Stated task 1.
Answer each question using the lease clause on tenant representations below.
(a) What does Tenant represent about its ownership of Tenant's interest in the Lease?
(b) For work done in, to or about the Premises, what must have been obtained besides full payment?
(c) As of what date are the representations and warranties deemed remade by Tenant?
Stated task 2.
Resume the lease clause on tenant representations below, writing the passage that follows its final sentence.

Document segment.

5.Tenant represents and warrants that (a) Tenant is the rightful owner of all of the Tenant's interest in the Lease; (b) Tenant has not made any disposition, assignment, sublease, or conveyance of the Lease or Tenant's interest therein; (c) Tenant has no knowledge of any fact or circumstance which would give rise to any claim, demand, obligation, liability, action or cause of action arising out of or in connection with Tenant's occupancy of the Premises; (d) no other person or entity has an interest in the Lease, collateral or otherwise; and (e) there are no outstanding contracts for the supply of labor or material and no work has been done or is being done in, to or about the Premises which has not been fully paid for and for which appropriate waivers of mechanic's liens have not been obtained. The foregoing representations and warranties shall be deemed to be remade by Tenant in full as of the Early Termination Date.

Listing.
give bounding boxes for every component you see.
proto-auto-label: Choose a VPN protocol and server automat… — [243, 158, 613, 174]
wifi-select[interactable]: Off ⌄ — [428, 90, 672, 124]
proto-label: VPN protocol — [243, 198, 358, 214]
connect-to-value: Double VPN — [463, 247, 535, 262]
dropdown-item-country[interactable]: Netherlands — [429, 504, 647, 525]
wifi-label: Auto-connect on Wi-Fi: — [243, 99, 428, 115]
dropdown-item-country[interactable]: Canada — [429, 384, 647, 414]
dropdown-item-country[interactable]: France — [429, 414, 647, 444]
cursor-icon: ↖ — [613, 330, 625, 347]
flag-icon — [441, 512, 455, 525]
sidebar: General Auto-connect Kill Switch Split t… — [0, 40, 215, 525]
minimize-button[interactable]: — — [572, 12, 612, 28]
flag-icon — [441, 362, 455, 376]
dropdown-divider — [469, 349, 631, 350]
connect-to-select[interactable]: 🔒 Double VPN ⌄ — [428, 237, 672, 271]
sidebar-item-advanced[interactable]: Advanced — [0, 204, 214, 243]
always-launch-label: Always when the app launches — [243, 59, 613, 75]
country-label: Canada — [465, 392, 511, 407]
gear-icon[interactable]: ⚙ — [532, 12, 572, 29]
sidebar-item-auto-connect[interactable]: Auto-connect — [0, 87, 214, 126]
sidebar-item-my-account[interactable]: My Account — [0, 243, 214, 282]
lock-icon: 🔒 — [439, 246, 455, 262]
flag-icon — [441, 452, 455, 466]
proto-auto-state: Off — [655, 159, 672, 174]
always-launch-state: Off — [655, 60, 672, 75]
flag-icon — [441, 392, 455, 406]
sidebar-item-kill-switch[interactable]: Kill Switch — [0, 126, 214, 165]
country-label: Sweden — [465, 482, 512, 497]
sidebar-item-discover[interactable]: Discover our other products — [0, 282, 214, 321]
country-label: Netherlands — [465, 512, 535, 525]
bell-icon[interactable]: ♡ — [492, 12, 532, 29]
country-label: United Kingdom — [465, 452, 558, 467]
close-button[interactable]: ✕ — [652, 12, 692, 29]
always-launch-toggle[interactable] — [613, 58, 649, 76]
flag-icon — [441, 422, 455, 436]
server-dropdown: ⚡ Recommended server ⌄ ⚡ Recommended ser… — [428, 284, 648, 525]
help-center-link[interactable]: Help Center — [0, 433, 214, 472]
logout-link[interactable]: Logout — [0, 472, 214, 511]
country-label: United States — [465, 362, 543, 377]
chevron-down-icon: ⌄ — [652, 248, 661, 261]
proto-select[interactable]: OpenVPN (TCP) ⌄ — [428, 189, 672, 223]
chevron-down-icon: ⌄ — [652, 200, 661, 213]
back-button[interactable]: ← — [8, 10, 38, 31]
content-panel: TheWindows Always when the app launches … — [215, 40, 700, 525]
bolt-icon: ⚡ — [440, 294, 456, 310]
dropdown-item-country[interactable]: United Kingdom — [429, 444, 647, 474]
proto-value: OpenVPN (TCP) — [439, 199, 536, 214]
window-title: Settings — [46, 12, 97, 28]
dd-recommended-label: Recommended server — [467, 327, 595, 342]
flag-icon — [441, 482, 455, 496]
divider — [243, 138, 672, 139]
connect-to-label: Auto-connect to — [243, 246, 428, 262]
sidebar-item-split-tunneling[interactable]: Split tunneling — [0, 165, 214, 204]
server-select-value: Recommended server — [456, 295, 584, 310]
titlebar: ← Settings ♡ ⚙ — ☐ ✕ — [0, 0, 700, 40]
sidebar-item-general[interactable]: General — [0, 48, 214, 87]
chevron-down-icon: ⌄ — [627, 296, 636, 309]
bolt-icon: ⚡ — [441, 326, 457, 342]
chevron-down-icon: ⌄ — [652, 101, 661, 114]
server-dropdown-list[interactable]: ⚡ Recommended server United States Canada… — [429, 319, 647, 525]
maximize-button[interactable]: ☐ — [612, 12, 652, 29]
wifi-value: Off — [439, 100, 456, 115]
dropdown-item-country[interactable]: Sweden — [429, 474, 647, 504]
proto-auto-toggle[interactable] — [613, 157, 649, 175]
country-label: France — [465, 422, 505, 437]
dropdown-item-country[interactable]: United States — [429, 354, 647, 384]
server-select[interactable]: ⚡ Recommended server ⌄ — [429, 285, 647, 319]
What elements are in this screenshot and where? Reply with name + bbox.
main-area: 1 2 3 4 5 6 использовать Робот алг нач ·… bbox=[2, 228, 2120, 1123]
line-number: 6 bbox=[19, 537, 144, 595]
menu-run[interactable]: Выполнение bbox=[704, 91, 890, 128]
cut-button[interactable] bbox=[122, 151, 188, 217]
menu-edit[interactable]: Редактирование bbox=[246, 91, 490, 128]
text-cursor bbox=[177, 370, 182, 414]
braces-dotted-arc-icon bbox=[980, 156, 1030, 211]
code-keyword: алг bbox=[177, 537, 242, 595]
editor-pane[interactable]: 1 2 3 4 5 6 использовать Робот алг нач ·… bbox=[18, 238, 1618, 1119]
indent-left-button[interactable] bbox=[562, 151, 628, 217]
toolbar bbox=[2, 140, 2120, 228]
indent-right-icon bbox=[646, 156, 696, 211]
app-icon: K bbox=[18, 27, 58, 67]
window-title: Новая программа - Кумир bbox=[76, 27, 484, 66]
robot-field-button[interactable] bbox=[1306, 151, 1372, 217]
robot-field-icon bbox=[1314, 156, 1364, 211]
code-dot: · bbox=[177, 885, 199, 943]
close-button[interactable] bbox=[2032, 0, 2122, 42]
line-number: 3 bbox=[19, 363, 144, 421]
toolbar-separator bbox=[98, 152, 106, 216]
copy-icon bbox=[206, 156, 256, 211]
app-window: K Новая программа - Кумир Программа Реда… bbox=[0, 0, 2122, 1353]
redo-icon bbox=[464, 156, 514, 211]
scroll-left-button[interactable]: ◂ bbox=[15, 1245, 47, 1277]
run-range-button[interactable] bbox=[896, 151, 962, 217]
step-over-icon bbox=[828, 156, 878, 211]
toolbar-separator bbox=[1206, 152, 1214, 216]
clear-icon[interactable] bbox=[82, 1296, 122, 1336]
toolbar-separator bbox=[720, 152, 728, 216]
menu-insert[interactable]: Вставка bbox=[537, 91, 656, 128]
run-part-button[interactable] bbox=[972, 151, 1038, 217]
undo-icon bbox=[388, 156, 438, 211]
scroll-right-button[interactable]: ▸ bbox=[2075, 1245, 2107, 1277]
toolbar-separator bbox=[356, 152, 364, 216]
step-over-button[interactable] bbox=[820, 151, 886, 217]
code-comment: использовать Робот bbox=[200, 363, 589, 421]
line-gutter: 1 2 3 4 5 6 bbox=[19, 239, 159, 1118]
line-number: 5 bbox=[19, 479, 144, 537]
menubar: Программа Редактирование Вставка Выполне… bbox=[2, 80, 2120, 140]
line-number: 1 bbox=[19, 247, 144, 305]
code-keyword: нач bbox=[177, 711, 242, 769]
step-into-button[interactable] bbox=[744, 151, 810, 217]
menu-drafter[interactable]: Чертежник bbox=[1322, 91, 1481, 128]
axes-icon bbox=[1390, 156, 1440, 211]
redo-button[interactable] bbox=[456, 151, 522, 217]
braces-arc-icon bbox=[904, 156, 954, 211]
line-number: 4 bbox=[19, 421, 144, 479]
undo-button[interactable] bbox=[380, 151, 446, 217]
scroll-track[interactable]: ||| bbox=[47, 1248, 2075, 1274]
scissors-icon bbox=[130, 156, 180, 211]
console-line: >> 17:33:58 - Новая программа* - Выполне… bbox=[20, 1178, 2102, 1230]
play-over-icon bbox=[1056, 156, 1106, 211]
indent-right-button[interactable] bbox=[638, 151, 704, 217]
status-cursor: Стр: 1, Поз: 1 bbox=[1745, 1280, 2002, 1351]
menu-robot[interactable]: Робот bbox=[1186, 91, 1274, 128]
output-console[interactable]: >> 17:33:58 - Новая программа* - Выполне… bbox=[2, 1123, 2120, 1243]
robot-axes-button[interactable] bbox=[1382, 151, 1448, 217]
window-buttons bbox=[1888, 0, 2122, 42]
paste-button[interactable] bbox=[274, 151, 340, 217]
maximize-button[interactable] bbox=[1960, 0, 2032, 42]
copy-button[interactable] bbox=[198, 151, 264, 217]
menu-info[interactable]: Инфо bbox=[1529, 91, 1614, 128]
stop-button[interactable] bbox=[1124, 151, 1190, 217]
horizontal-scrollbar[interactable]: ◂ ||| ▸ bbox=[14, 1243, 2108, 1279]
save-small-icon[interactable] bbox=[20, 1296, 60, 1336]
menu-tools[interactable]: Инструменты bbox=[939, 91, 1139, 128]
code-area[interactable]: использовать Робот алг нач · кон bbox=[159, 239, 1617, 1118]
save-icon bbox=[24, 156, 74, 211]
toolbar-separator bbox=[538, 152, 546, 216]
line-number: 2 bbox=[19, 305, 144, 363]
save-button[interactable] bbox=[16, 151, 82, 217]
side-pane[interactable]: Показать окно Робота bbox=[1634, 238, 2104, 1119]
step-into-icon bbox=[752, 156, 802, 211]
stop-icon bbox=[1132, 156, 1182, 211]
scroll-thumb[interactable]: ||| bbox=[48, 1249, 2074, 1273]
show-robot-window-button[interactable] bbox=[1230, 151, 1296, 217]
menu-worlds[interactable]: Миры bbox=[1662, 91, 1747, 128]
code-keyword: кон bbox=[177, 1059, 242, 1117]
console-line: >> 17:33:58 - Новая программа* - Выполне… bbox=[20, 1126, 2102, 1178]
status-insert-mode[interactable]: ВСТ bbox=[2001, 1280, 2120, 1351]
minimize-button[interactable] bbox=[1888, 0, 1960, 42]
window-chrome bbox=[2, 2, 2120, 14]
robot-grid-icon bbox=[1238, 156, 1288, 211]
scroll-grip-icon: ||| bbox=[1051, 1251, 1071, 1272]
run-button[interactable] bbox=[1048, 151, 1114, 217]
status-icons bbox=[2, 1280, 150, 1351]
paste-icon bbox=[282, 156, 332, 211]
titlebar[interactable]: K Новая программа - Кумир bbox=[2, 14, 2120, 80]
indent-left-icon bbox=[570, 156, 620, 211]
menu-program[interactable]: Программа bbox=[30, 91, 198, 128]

--

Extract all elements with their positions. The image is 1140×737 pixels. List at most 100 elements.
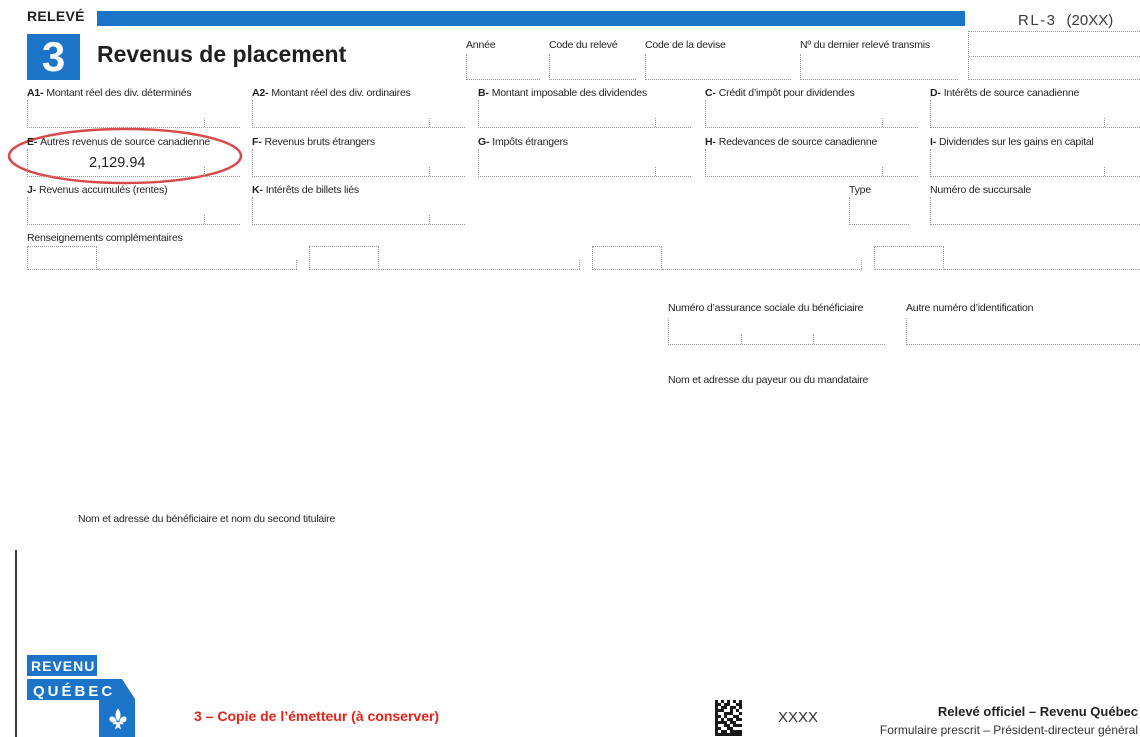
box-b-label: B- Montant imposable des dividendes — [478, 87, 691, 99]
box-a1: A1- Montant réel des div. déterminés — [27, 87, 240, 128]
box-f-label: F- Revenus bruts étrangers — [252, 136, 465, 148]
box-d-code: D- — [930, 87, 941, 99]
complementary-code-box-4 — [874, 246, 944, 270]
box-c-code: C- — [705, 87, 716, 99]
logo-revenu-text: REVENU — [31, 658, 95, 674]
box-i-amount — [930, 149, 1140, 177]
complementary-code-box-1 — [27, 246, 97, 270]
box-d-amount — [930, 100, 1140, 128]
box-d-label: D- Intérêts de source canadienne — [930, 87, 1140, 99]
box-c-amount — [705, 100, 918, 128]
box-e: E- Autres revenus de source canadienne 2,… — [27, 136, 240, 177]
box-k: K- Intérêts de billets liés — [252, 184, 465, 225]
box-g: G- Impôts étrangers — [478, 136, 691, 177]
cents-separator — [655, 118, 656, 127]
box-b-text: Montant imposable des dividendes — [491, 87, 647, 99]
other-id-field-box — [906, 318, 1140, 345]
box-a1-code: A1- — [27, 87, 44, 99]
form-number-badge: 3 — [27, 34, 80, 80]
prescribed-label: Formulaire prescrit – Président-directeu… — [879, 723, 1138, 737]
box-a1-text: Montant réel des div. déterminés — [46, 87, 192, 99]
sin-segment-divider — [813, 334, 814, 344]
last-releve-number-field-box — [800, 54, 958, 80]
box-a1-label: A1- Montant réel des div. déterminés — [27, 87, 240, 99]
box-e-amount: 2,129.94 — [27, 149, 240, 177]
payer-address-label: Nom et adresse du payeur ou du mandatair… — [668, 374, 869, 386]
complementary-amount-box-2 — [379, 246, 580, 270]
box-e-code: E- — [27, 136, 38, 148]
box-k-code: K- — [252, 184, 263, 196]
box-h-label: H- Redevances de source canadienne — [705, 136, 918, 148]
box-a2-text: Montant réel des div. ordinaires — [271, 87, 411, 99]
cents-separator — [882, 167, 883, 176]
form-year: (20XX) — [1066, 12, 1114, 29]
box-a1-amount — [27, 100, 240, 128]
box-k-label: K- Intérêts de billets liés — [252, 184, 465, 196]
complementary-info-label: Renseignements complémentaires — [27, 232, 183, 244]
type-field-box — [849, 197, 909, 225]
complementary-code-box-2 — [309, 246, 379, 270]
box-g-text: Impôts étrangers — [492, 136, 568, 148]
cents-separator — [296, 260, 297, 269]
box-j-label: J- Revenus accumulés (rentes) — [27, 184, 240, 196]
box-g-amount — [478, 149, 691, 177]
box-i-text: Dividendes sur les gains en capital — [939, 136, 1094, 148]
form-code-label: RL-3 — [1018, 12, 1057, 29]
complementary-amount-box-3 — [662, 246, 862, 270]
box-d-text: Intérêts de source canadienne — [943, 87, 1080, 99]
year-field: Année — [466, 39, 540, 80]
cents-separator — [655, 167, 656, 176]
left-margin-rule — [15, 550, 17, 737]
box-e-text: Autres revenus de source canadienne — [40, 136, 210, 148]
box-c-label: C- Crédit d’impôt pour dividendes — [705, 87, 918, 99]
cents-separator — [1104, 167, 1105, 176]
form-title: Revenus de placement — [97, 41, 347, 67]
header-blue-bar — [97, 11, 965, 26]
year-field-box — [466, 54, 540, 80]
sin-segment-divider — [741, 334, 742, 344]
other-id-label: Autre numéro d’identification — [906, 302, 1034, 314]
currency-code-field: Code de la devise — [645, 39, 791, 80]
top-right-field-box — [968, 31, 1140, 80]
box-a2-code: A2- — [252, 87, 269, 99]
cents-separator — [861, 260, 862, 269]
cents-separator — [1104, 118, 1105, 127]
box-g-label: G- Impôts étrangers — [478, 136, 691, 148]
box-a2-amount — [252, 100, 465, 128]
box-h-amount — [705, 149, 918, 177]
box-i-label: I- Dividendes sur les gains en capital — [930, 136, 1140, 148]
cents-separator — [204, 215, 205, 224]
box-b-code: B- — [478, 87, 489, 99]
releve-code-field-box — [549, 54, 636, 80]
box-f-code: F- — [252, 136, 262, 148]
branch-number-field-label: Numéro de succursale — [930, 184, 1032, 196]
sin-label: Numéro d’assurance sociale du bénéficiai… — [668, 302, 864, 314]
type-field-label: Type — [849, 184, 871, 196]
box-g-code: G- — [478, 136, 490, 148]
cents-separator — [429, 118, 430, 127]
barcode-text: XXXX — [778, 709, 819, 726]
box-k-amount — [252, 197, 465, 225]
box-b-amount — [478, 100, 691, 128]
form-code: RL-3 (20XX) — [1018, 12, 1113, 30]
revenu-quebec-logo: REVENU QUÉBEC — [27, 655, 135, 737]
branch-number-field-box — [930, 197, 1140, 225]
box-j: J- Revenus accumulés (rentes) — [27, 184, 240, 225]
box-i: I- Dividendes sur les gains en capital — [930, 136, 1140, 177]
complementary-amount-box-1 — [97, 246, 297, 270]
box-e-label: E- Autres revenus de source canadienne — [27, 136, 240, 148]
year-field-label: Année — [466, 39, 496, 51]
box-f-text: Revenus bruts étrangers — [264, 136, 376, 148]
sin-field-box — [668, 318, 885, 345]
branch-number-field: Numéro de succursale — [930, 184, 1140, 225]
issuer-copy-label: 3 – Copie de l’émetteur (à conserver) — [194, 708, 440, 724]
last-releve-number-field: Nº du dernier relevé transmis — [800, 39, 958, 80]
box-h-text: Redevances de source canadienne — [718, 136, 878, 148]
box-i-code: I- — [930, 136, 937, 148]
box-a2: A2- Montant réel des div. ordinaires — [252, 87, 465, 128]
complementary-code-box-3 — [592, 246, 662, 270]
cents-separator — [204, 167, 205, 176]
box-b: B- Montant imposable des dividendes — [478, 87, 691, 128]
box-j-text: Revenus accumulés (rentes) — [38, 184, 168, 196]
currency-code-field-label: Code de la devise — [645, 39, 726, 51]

==

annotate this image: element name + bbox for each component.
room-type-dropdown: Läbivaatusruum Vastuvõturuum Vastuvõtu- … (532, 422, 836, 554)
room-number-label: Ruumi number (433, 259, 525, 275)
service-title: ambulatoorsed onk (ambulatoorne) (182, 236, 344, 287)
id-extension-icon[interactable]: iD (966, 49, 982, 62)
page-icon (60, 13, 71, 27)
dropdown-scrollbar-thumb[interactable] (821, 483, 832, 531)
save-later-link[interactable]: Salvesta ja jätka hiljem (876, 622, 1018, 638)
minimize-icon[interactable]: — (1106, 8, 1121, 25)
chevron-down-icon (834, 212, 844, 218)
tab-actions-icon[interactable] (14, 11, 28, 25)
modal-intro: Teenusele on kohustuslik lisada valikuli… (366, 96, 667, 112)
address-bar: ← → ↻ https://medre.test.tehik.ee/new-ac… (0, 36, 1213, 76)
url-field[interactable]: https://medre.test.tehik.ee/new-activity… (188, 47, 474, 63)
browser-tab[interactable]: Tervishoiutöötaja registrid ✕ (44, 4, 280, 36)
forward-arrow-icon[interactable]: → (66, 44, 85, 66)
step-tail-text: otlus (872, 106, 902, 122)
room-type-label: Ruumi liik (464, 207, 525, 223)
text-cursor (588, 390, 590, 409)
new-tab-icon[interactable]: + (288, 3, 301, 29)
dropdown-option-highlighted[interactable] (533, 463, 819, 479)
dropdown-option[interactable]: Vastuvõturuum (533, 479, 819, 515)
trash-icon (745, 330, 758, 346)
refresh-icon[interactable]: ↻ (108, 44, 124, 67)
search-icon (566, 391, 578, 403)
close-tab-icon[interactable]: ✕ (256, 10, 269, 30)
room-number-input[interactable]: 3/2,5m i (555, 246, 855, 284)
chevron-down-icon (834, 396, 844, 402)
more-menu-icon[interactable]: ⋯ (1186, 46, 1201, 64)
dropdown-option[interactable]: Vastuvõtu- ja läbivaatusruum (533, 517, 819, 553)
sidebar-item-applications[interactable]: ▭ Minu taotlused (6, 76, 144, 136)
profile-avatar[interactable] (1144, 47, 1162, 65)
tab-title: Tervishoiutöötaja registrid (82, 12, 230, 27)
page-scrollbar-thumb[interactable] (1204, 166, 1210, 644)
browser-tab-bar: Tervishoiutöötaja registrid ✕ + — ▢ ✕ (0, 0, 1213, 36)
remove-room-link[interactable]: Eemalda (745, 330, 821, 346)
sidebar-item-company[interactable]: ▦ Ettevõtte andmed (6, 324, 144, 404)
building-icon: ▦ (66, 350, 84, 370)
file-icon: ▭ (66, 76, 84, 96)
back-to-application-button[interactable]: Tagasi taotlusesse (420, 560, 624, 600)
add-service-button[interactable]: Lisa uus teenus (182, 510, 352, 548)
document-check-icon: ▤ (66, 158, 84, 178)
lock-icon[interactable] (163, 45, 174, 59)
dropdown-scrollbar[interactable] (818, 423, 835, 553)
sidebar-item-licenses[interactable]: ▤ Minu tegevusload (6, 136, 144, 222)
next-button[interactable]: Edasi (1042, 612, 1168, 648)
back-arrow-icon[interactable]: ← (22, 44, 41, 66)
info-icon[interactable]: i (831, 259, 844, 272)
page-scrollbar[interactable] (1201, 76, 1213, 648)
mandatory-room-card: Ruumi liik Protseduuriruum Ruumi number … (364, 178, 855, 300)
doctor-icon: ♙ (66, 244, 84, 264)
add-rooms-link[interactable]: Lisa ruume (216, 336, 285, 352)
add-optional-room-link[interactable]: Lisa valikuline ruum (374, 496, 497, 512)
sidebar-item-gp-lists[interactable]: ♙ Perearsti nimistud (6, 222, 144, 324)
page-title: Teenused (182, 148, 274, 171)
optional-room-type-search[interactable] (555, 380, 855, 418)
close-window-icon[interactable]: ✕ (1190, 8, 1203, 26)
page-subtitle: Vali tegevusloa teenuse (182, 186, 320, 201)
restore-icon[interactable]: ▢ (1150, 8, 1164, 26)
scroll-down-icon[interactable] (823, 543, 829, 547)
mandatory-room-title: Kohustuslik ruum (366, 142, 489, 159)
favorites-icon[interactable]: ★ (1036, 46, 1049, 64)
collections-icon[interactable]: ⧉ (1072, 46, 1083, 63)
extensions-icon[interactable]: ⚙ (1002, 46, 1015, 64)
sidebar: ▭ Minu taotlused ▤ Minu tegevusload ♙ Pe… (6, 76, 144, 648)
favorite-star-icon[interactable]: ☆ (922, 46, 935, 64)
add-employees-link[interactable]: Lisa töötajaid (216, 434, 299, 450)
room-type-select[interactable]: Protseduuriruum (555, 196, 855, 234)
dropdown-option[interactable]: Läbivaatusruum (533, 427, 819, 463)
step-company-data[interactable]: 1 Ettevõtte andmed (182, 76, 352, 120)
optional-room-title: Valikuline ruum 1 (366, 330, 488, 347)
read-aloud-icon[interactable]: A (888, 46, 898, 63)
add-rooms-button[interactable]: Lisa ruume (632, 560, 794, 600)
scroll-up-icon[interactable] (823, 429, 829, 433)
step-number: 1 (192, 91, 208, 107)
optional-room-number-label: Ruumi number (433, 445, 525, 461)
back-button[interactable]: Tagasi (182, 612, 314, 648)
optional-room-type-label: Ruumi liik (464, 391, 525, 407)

Exercise response 1.
(a) Tenant is the rightful owner of all of Tenant's interest in the Lease.
(b) Appropriate waivers of mechanic's liens.
(c) The Early Termination Date.

Exercise response 2.
6.Simultaneously with its delivery of this Agreement, executed by Tenant, to Landlord, but in any case, prior to the Early Termination Date, Tenant shall pay the Termination Fee to Landlord, by cashier's or certified check or by wire transfer of immediately available funds to an account designated by Landlord. In addition, Landlord shall be entitled to retain the entire Security Deposit.
7.Notwithstanding anything in this Termination Agreement to the contrary, Tenant shall remain liable for all year-end adjustments with respect to Tenant's Pro-Rata Share of Taxes and Expenses and all other Additional Rent requiring adjustment at year end for that portion of the calendar year up to and including the Early Termination Date. Such adjustments shall be paid at the time, in the manner and otherwise in accordance with the terms of the Lease, unless otherwise specified herein.
8.Section 13 of the Lease shall survive the termination of the Lease pursuant to this Termination Agreement.
9.Each signatory of this Termination Agreement represents hereby that he or she has the authority to execute and deliver the same on behalf of the party hereto for which such signatory is acting.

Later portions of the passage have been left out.